+++ DATA SUPPLIED
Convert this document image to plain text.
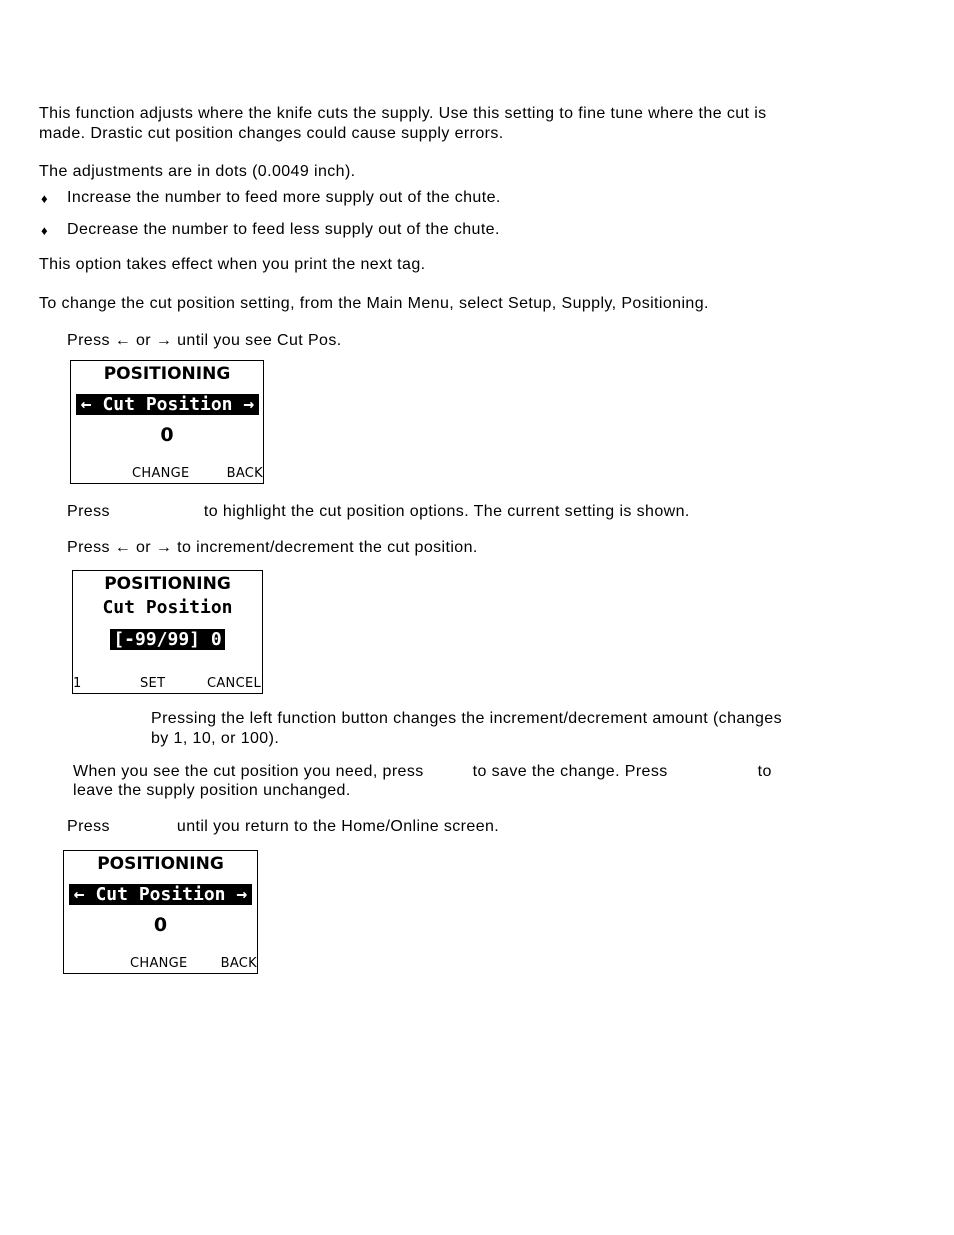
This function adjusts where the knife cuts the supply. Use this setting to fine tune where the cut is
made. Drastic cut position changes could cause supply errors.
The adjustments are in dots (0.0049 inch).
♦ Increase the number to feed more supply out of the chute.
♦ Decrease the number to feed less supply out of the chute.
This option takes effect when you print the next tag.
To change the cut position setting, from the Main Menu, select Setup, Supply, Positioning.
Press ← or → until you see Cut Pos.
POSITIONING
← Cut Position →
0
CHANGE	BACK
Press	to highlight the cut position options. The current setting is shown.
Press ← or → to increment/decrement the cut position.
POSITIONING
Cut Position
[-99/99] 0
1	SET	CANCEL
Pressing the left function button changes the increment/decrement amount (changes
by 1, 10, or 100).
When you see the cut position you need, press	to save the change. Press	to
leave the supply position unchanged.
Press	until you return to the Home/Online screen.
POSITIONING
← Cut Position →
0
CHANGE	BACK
++++++
+++ DATA SUPPLIED
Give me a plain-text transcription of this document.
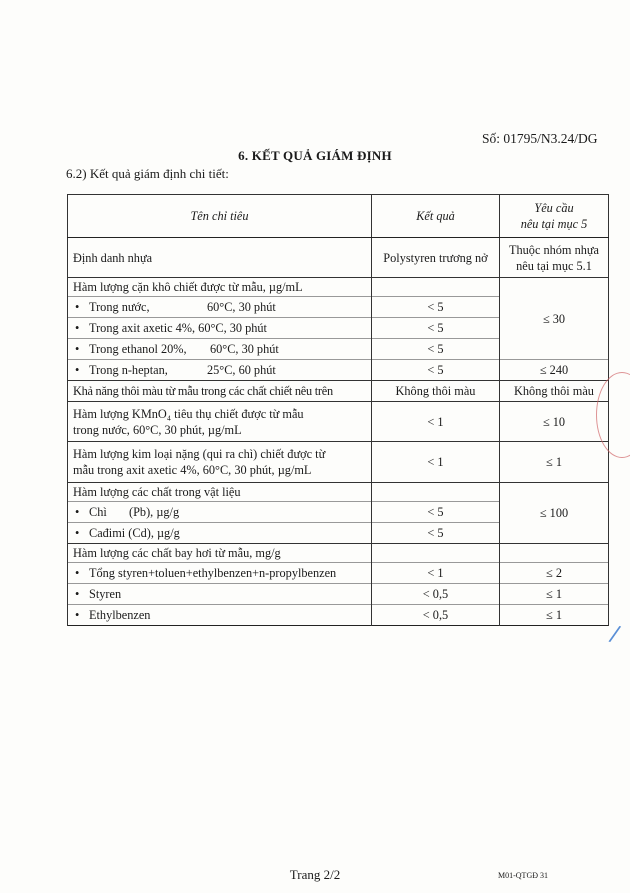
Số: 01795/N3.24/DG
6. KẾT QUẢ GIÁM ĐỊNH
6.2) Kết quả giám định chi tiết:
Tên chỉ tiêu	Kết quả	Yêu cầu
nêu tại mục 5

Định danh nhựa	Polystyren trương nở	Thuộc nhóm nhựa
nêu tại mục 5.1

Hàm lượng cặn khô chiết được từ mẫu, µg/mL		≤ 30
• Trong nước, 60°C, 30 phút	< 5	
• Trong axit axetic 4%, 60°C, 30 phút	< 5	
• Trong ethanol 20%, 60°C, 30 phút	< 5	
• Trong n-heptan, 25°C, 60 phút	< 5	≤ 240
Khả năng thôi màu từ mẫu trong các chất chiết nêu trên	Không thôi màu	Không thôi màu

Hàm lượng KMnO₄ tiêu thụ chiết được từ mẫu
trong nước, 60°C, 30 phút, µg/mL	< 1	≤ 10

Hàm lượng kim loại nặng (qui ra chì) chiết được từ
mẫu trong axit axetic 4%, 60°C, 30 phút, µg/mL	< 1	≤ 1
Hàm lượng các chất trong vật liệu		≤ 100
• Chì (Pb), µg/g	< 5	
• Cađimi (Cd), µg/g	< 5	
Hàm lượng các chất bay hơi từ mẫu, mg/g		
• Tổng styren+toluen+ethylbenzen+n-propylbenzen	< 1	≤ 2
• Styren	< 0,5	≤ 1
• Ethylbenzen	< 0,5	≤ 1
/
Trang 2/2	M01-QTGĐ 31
++++++
**EXERCISE DIRECTIONS**
How many lines in the entries contain the string "chiết"? Answer with the number only.

**WRITTEN SOLUTION**
4